Exercise goal ▸
Identify the lines that contain the word "代入直线" and copy each one.

[Data records]
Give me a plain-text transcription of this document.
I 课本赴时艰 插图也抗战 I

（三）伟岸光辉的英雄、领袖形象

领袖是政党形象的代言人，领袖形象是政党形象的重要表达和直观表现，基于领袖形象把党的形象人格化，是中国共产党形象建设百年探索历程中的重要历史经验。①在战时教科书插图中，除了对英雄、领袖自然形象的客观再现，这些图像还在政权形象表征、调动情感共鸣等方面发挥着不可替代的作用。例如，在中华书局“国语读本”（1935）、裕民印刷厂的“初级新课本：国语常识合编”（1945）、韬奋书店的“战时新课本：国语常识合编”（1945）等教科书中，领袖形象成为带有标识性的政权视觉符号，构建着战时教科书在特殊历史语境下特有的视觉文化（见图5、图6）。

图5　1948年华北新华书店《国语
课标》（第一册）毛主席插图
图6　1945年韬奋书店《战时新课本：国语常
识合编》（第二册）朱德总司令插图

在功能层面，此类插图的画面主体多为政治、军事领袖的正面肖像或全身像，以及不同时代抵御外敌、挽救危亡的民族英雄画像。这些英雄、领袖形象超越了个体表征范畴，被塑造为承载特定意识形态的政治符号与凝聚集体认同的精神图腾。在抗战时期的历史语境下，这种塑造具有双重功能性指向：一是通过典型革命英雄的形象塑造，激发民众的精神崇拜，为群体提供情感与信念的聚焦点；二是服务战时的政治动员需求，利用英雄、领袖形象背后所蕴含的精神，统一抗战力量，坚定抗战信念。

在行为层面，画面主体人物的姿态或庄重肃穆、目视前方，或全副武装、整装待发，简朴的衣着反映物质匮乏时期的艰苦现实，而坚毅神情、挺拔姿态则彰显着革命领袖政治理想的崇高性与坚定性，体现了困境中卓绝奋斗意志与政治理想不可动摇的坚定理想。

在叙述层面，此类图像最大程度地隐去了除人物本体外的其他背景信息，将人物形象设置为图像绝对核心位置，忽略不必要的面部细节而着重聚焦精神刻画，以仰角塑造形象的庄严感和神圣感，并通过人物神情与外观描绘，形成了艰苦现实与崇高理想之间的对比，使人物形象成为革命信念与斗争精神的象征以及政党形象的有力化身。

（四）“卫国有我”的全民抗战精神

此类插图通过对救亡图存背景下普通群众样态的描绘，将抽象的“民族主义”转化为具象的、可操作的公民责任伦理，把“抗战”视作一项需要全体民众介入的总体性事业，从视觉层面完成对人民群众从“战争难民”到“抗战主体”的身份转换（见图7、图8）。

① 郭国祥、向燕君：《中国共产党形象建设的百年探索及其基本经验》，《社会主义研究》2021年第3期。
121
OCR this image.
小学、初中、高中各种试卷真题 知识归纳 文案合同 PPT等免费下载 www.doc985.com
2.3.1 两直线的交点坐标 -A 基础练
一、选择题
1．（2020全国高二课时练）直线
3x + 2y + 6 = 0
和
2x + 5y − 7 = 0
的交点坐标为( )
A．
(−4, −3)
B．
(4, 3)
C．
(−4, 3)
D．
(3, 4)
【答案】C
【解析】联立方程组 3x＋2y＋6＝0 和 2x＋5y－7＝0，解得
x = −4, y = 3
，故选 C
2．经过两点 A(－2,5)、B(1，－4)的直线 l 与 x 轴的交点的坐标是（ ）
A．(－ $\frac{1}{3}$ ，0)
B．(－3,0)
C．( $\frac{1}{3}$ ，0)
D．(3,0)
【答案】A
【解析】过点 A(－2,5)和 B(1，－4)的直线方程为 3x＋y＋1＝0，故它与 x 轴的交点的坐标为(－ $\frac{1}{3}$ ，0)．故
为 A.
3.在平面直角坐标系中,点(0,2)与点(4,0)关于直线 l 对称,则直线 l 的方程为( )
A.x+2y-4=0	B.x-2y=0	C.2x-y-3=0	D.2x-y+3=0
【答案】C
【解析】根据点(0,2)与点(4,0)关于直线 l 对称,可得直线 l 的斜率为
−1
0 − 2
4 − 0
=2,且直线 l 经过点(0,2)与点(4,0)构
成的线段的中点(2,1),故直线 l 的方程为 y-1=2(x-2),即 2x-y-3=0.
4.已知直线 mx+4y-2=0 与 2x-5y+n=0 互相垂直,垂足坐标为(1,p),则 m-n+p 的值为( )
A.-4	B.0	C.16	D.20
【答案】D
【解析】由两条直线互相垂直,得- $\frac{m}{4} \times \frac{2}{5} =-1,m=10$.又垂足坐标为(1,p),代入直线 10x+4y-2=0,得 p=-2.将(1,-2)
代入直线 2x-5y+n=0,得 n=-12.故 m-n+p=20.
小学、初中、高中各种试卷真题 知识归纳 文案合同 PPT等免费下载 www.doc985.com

Answer to this task ▸
【解析】由两条直线互相垂直,得- $\frac{m}{4} \times \frac{2}{5} =-1,m=10$.又垂足坐标为(1,p),代入直线 10x+4y-2=0,得 p=-2.将(1,-2)
代入直线 2x-5y+n=0,得 n=-12.故 m-n+p=20.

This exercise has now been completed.